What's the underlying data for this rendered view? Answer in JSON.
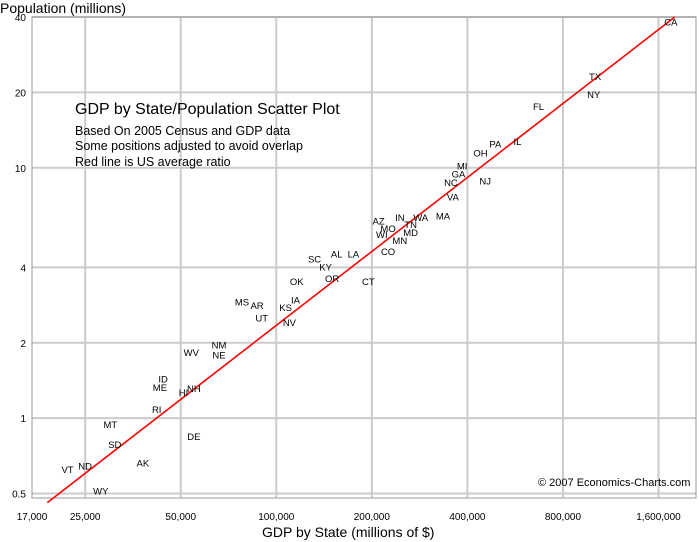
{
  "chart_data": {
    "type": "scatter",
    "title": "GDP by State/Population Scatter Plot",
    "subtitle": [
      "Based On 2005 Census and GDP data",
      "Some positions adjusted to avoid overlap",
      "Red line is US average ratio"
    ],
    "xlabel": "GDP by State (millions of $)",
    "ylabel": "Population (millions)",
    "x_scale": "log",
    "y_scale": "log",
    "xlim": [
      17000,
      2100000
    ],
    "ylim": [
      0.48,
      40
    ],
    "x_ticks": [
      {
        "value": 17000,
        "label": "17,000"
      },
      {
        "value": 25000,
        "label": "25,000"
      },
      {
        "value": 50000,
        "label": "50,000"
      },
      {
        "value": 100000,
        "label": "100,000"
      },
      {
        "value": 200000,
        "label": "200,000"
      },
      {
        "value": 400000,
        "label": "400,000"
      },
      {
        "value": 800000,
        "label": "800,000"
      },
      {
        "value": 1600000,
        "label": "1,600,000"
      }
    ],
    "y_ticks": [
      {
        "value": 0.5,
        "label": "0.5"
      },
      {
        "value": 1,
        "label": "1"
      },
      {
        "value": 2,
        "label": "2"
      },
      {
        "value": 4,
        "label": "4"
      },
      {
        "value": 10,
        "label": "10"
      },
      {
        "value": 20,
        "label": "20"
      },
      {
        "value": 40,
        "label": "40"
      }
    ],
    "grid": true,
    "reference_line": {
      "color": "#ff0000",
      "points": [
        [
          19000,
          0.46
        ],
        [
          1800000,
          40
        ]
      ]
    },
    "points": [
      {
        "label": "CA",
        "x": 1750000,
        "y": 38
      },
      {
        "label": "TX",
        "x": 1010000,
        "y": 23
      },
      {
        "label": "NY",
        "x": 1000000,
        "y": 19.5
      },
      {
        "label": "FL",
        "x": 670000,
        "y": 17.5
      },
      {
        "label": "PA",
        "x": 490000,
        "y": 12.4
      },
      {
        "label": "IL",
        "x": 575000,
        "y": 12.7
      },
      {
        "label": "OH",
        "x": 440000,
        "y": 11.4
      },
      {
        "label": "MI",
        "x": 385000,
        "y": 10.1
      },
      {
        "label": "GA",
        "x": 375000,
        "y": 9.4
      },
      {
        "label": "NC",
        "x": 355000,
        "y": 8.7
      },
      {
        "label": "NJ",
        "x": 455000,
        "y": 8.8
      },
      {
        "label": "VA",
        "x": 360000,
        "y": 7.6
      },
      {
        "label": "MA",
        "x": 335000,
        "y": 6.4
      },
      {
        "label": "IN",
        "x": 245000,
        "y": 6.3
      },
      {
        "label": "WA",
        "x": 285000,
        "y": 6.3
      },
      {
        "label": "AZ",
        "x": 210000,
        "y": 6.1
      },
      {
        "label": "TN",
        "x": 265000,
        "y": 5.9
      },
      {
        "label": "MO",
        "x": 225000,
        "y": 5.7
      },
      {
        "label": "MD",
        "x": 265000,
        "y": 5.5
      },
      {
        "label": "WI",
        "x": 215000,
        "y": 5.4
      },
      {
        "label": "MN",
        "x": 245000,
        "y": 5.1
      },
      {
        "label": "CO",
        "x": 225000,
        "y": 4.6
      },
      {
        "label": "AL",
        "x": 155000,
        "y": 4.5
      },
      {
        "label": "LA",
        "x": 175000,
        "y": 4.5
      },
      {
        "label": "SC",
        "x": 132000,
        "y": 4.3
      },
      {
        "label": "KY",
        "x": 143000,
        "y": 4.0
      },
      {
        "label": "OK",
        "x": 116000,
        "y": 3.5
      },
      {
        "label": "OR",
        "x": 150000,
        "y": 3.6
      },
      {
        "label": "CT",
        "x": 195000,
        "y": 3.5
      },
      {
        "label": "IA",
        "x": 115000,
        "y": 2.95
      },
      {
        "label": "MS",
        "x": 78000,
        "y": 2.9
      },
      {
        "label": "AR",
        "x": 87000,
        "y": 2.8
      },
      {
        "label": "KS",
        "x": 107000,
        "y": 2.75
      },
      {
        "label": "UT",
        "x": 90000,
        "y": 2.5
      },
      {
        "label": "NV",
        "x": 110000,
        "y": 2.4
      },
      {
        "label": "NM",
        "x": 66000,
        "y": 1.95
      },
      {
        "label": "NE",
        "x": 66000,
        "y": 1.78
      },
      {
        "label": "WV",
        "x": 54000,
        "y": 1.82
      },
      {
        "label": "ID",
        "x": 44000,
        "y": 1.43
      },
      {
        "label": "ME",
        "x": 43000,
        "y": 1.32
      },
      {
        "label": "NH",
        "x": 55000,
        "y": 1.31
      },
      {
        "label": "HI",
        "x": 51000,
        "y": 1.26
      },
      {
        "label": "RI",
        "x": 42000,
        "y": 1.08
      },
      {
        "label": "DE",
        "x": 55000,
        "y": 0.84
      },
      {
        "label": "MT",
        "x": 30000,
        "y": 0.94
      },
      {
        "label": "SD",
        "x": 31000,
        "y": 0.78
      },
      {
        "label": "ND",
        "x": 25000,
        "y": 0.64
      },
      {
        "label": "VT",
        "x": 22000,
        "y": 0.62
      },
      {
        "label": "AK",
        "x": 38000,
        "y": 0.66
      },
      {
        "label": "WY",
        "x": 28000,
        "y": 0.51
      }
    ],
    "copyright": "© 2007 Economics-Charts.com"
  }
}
• • • • •
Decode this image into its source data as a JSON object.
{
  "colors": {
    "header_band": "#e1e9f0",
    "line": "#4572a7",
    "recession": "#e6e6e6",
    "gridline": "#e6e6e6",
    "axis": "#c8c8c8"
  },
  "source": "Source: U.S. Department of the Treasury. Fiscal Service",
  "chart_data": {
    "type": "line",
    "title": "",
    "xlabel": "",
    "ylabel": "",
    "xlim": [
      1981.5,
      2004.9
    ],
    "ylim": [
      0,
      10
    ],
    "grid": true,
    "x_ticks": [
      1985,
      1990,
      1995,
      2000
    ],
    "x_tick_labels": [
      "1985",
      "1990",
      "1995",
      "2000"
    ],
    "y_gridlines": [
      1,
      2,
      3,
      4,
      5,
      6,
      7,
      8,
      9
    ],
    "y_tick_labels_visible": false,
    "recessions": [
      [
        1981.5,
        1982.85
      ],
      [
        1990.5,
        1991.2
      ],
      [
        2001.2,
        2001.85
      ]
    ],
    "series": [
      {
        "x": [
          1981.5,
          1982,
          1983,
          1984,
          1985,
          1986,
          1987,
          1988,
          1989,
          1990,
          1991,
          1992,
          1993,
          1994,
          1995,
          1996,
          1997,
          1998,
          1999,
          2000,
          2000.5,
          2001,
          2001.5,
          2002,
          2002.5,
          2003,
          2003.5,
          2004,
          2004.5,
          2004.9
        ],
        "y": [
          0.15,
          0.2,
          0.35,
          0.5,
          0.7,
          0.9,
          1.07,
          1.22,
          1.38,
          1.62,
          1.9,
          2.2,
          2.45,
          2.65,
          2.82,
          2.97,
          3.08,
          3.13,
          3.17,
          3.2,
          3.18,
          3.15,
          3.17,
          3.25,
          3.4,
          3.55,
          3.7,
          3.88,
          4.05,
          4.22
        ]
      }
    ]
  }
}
• • • • •
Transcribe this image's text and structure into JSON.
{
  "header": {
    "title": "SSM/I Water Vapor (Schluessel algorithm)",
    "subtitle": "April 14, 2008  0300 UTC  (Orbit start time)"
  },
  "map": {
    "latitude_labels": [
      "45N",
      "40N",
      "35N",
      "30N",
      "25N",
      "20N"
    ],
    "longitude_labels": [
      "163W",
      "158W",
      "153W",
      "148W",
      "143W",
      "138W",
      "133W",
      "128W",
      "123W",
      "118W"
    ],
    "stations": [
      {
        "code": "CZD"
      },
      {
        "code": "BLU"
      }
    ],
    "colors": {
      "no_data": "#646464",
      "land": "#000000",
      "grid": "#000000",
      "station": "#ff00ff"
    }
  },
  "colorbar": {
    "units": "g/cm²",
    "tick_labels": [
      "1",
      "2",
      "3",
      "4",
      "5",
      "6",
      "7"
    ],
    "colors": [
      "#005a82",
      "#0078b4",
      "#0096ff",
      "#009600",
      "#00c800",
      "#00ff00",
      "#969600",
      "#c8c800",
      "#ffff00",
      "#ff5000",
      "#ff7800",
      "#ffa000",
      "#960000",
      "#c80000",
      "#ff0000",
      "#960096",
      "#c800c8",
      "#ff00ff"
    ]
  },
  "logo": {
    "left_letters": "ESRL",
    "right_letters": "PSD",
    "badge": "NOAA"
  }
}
• • • • •
Find all lines with "this" in them and copy each one.

Response:
What's the underlying data for this rendered view? Answer in JSON.
Decode this image into its source data as a JSON object.
Transcribe this image's text and structure into JSON.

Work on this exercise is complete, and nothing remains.